PROBLEM DESCRIPTION
Print the entries below in their entirety, exactly as they are written.

DATA TO PROCESS
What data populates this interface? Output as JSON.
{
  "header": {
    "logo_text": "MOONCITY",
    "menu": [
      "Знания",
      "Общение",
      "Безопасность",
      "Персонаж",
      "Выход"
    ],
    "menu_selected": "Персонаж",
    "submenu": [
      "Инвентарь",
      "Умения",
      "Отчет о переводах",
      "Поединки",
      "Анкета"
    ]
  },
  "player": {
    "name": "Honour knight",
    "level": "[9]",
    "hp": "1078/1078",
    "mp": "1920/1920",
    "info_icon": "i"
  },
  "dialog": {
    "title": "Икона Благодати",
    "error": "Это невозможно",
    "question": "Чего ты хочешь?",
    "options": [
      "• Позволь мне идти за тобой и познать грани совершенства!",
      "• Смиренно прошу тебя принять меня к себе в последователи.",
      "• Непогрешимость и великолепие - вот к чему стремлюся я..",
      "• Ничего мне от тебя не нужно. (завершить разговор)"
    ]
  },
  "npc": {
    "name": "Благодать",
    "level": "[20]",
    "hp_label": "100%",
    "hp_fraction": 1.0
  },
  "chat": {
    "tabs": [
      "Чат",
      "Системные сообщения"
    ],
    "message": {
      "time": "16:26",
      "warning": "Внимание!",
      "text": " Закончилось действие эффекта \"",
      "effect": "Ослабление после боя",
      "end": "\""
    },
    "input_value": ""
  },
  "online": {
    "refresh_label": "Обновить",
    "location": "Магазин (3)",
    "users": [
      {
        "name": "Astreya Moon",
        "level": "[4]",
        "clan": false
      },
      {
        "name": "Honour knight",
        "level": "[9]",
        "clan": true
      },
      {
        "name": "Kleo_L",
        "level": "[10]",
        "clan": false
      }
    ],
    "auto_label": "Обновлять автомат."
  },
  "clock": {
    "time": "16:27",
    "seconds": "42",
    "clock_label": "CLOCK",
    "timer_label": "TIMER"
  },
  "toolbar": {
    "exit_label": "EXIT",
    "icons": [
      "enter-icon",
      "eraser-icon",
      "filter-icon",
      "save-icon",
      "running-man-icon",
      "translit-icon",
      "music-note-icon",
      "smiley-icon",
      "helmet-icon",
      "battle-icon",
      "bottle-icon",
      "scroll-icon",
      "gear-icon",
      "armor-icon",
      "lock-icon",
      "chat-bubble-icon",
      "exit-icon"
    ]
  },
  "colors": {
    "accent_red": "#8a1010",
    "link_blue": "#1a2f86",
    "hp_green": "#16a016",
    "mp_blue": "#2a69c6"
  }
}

SOLUTION TO THE EXERCISE
What data populates this interface? Output as JSON.
{
  "header": {
    "logo_text": "MOONCITY",
    "menu": [
      "Знания",
      "Общение",
      "Безопасность",
      "Персонаж",
      "Выход"
    ],
    "menu_selected": "Персонаж",
    "submenu": [
      "Инвентарь",
      "Умения",
      "Отчет о переводах",
      "Поединки",
      "Анкета"
    ]
  },
  "player": {
    "name": "Honour knight",
    "level": "[9]",
    "hp": "1078/1078",
    "mp": "1920/1920",
    "info_icon": "i"
  },
  "dialog": {
    "title": "Икона Благодати",
    "error": "Это невозможно",
    "question": "Чего ты хочешь?",
    "options": [
      "• Позволь мне идти за тобой и познать грани совершенства!",
      "• Смиренно прошу тебя принять меня к себе в последователи.",
      "• Непогрешимость и великолепие - вот к чему стремлюся я..",
      "• Ничего мне от тебя не нужно. (завершить разговор)"
    ]
  },
  "npc": {
    "name": "Благодать",
    "level": "[20]",
    "hp_label": "100%",
    "hp_fraction": 1.0
  },
  "chat": {
    "tabs": [
      "Чат",
      "Системные сообщения"
    ],
    "message": {
      "time": "16:26",
      "warning": "Внимание!",
      "text": " Закончилось действие эффекта \"",
      "effect": "Ослабление после боя",
      "end": "\""
    },
    "input_value": ""
  },
  "online": {
    "refresh_label": "Обновить",
    "location": "Магазин (3)",
    "users": [
      {
        "name": "Astreya Moon",
        "level": "[4]",
        "clan": false
      },
      {
        "name": "Honour knight",
        "level": "[9]",
        "clan": true
      },
      {
        "name": "Kleo_L",
        "level": "[10]",
        "clan": false
      }
    ],
    "auto_label": "Обновлять автомат."
  },
  "clock": {
    "time": "16:27",
    "seconds": "42",
    "clock_label": "CLOCK",
    "timer_label": "TIMER"
  },
  "toolbar": {
    "exit_label": "EXIT",
    "icons": [
      "enter-icon",
      "eraser-icon",
      "filter-icon",
      "save-icon",
      "running-man-icon",
      "translit-icon",
      "music-note-icon",
      "smiley-icon",
      "helmet-icon",
      "battle-icon",
      "bottle-icon",
      "scroll-icon",
      "gear-icon",
      "armor-icon",
      "lock-icon",
      "chat-bubble-icon",
      "exit-icon"
    ]
  },
  "colors": {
    "accent_red": "#8a1010",
    "link_blue": "#1a2f86",
    "hp_green": "#16a016",
    "mp_blue": "#2a69c6"
  }
}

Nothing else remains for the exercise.